» TASK GOAL
Output the lines that follow exactly as they are.

------------------------------

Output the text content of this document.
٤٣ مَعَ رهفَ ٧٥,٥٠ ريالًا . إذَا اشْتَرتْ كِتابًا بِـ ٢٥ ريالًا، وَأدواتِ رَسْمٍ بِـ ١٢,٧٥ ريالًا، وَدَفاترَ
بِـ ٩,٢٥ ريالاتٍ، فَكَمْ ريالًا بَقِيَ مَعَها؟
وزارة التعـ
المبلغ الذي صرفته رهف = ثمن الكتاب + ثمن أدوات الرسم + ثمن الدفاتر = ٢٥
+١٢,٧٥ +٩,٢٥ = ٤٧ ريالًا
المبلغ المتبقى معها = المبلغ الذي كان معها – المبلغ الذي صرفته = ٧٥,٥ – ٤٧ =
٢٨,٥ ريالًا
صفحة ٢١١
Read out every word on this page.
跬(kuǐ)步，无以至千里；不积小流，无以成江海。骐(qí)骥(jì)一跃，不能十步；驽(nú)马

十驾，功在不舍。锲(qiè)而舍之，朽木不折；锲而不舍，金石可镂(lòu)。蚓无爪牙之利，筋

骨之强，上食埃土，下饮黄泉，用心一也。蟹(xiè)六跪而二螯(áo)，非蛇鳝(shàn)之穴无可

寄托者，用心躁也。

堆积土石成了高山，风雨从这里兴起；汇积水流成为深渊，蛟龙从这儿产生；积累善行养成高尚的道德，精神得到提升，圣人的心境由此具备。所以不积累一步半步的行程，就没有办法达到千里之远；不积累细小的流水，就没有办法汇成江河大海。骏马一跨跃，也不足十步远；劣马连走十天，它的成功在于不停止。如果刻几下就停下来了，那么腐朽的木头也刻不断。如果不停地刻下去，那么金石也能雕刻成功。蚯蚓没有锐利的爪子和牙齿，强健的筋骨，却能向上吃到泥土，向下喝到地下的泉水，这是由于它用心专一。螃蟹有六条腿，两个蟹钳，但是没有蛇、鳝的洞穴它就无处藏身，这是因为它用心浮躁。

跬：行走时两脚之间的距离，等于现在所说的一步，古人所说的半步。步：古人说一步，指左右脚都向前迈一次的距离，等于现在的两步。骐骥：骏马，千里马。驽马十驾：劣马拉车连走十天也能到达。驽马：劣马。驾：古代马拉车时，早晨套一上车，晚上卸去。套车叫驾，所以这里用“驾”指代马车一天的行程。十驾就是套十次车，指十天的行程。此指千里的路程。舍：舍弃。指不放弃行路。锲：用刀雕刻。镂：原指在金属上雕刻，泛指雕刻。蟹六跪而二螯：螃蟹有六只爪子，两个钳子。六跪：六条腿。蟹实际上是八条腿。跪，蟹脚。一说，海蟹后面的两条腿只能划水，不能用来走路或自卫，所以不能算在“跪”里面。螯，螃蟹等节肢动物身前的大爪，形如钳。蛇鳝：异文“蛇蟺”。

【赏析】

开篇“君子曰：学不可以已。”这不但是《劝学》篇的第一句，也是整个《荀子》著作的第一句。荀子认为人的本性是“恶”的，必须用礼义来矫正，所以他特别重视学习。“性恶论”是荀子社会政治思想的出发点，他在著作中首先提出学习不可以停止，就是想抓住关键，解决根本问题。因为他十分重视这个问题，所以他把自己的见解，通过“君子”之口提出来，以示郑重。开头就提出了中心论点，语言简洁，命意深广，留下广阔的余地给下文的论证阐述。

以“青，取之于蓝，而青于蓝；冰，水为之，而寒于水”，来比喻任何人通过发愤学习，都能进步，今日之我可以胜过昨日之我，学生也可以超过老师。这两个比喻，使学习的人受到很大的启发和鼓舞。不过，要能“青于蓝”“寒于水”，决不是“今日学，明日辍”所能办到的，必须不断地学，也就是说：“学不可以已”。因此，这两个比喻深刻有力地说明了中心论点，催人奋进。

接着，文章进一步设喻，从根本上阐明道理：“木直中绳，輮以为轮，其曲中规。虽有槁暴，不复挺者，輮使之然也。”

------------------------------

» WRITTEN ANSWER
Output the text content of this document.
٤٣ مَعَ رهفَ ٧٥,٥٠ ريالًا . إذَا اشْتَرتْ كِتابًا بِـ ٢٥ ريالًا، وَأدواتِ رَسْمٍ بِـ ١٢,٧٥ ريالًا، وَدَفاترَ
بِـ ٩,٢٥ ريالاتٍ، فَكَمْ ريالًا بَقِيَ مَعَها؟
وزارة التعـ
المبلغ الذي صرفته رهف = ثمن الكتاب + ثمن أدوات الرسم + ثمن الدفاتر = ٢٥
+١٢,٧٥ +٩,٢٥ = ٤٧ ريالًا
المبلغ المتبقى معها = المبلغ الذي كان معها – المبلغ الذي صرفته = ٧٥,٥ – ٤٧ =
٢٨,٥ ريالًا
صفحة ٢١١
Read out every word on this page.
跬(kuǐ)步，无以至千里；不积小流，无以成江海。骐(qí)骥(jì)一跃，不能十步；驽(nú)马

十驾，功在不舍。锲(qiè)而舍之，朽木不折；锲而不舍，金石可镂(lòu)。蚓无爪牙之利，筋

骨之强，上食埃土，下饮黄泉，用心一也。蟹(xiè)六跪而二螯(áo)，非蛇鳝(shàn)之穴无可

寄托者，用心躁也。

堆积土石成了高山，风雨从这里兴起；汇积水流成为深渊，蛟龙从这儿产生；积累善行养成高尚的道德，精神得到提升，圣人的心境由此具备。所以不积累一步半步的行程，就没有办法达到千里之远；不积累细小的流水，就没有办法汇成江河大海。骏马一跨跃，也不足十步远；劣马连走十天，它的成功在于不停止。如果刻几下就停下来了，那么腐朽的木头也刻不断。如果不停地刻下去，那么金石也能雕刻成功。蚯蚓没有锐利的爪子和牙齿，强健的筋骨，却能向上吃到泥土，向下喝到地下的泉水，这是由于它用心专一。螃蟹有六条腿，两个蟹钳，但是没有蛇、鳝的洞穴它就无处藏身，这是因为它用心浮躁。

跬：行走时两脚之间的距离，等于现在所说的一步，古人所说的半步。步：古人说一步，指左右脚都向前迈一次的距离，等于现在的两步。骐骥：骏马，千里马。驽马十驾：劣马拉车连走十天也能到达。驽马：劣马。驾：古代马拉车时，早晨套一上车，晚上卸去。套车叫驾，所以这里用“驾”指代马车一天的行程。十驾就是套十次车，指十天的行程。此指千里的路程。舍：舍弃。指不放弃行路。锲：用刀雕刻。镂：原指在金属上雕刻，泛指雕刻。蟹六跪而二螯：螃蟹有六只爪子，两个钳子。六跪：六条腿。蟹实际上是八条腿。跪，蟹脚。一说，海蟹后面的两条腿只能划水，不能用来走路或自卫，所以不能算在“跪”里面。螯，螃蟹等节肢动物身前的大爪，形如钳。蛇鳝：异文“蛇蟺”。

【赏析】

开篇“君子曰：学不可以已。”这不但是《劝学》篇的第一句，也是整个《荀子》著作的第一句。荀子认为人的本性是“恶”的，必须用礼义来矫正，所以他特别重视学习。“性恶论”是荀子社会政治思想的出发点，他在著作中首先提出学习不可以停止，就是想抓住关键，解决根本问题。因为他十分重视这个问题，所以他把自己的见解，通过“君子”之口提出来，以示郑重。开头就提出了中心论点，语言简洁，命意深广，留下广阔的余地给下文的论证阐述。

以“青，取之于蓝，而青于蓝；冰，水为之，而寒于水”，来比喻任何人通过发愤学习，都能进步，今日之我可以胜过昨日之我，学生也可以超过老师。这两个比喻，使学习的人受到很大的启发和鼓舞。不过，要能“青于蓝”“寒于水”，决不是“今日学，明日辍”所能办到的，必须不断地学，也就是说：“学不可以已”。因此，这两个比喻深刻有力地说明了中心论点，催人奋进。

接着，文章进一步设喻，从根本上阐明道理：“木直中绳，輮以为轮，其曲中规。虽有槁暴，不复挺者，輮使之然也。”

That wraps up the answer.